WHAT TO PRODUCE:
Locate every line in the records below that contains the word "COLMENAR", and copy each one.

RECORDS SHOWN:
--

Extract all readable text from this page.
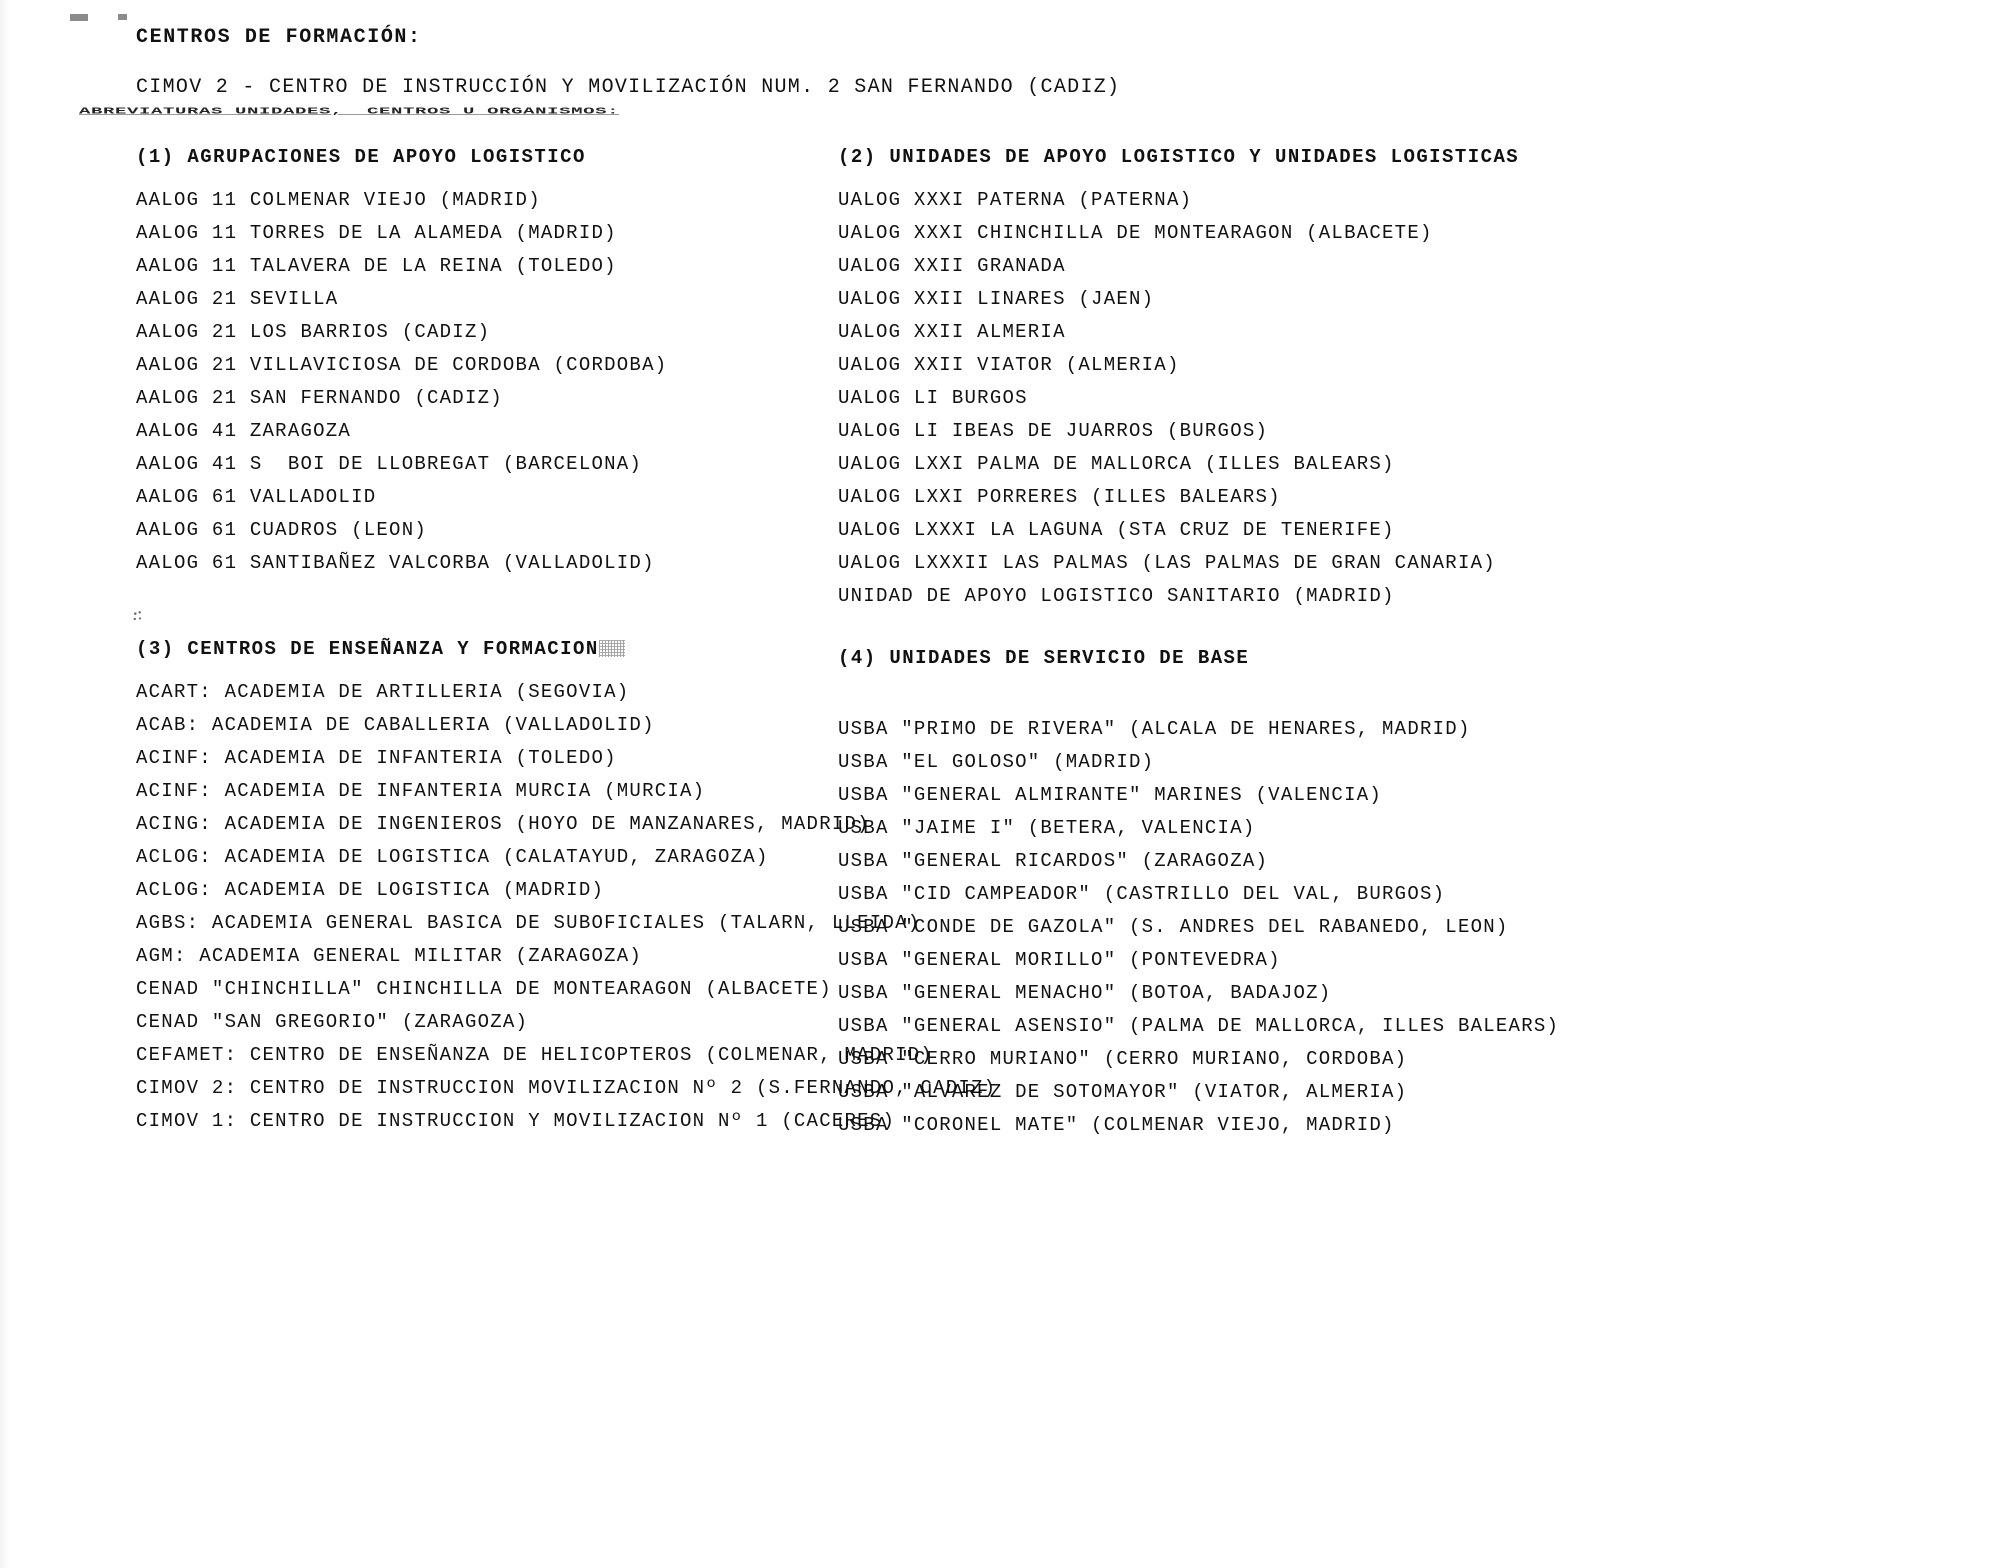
CENTROS DE FORMACIÓN:
CIMOV 2 - CENTRO DE INSTRUCCIÓN Y MOVILIZACIÓN NUM. 2 SAN FERNANDO (CADIZ)
ABREVIATURAS UNIDADES,  CENTROS U ORGANISMOS:
(1) AGRUPACIONES DE APOYO LOGISTICO
AALOG 11 COLMENAR VIEJO (MADRID)
AALOG 11 TORRES DE LA ALAMEDA (MADRID)
AALOG 11 TALAVERA DE LA REINA (TOLEDO)
AALOG 21 SEVILLA
AALOG 21 LOS BARRIOS (CADIZ)
AALOG 21 VILLAVICIOSA DE CORDOBA (CORDOBA)
AALOG 21 SAN FERNANDO (CADIZ)
AALOG 41 ZARAGOZA
AALOG 41 S  BOI DE LLOBREGAT (BARCELONA)
AALOG 61 VALLADOLID
AALOG 61 CUADROS (LEON)
AALOG 61 SANTIBAÑEZ VALCORBA (VALLADOLID)
(3) CENTROS DE ENSEÑANZA Y FORMACION
ACART: ACADEMIA DE ARTILLERIA (SEGOVIA)
ACAB: ACADEMIA DE CABALLERIA (VALLADOLID)
ACINF: ACADEMIA DE INFANTERIA (TOLEDO)
ACINF: ACADEMIA DE INFANTERIA MURCIA (MURCIA)
ACING: ACADEMIA DE INGENIEROS (HOYO DE MANZANARES, MADRID)
ACLOG: ACADEMIA DE LOGISTICA (CALATAYUD, ZARAGOZA)
ACLOG: ACADEMIA DE LOGISTICA (MADRID)
AGBS: ACADEMIA GENERAL BASICA DE SUBOFICIALES (TALARN, LLEIDA)
AGM: ACADEMIA GENERAL MILITAR (ZARAGOZA)
CENAD "CHINCHILLA" CHINCHILLA DE MONTEARAGON (ALBACETE)
CENAD "SAN GREGORIO" (ZARAGOZA)
CEFAMET: CENTRO DE ENSEÑANZA DE HELICOPTEROS (COLMENAR, MADRID)
CIMOV 2: CENTRO DE INSTRUCCION MOVILIZACION Nº 2 (S.FERNANDO, CADIZ)
CIMOV 1: CENTRO DE INSTRUCCION Y MOVILIZACION Nº 1 (CACERES)
(2) UNIDADES DE APOYO LOGISTICO Y UNIDADES LOGISTICAS
UALOG XXXI PATERNA (PATERNA)
UALOG XXXI CHINCHILLA DE MONTEARAGON (ALBACETE)
UALOG XXII GRANADA
UALOG XXII LINARES (JAEN)
UALOG XXII ALMERIA
UALOG XXII VIATOR (ALMERIA)
UALOG LI BURGOS
UALOG LI IBEAS DE JUARROS (BURGOS)
UALOG LXXI PALMA DE MALLORCA (ILLES BALEARS)
UALOG LXXI PORRERES (ILLES BALEARS)
UALOG LXXXI LA LAGUNA (STA CRUZ DE TENERIFE)
UALOG LXXXII LAS PALMAS (LAS PALMAS DE GRAN CANARIA)
UNIDAD DE APOYO LOGISTICO SANITARIO (MADRID)
(4) UNIDADES DE SERVICIO DE BASE
USBA "PRIMO DE RIVERA" (ALCALA DE HENARES, MADRID)
USBA "EL GOLOSO" (MADRID)
USBA "GENERAL ALMIRANTE" MARINES (VALENCIA)
USBA "JAIME I" (BETERA, VALENCIA)
USBA "GENERAL RICARDOS" (ZARAGOZA)
USBA "CID CAMPEADOR" (CASTRILLO DEL VAL, BURGOS)
USBA "CONDE DE GAZOLA" (S. ANDRES DEL RABANEDO, LEON)
USBA "GENERAL MORILLO" (PONTEVEDRA)
USBA "GENERAL MENACHO" (BOTOA, BADAJOZ)
USBA "GENERAL ASENSIO" (PALMA DE MALLORCA, ILLES BALEARS)
USBA "CERRO MURIANO" (CERRO MURIANO, CORDOBA)
USBA "ALVAREZ DE SOTOMAYOR" (VIATOR, ALMERIA)
USBA "CORONEL MATE" (COLMENAR VIEJO, MADRID)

--

WRITTEN SOLUTION:
AALOG 11 COLMENAR VIEJO (MADRID)
CEFAMET: CENTRO DE ENSEÑANZA DE HELICOPTEROS (COLMENAR, MADRID)
USBA "CORONEL MATE" (COLMENAR VIEJO, MADRID)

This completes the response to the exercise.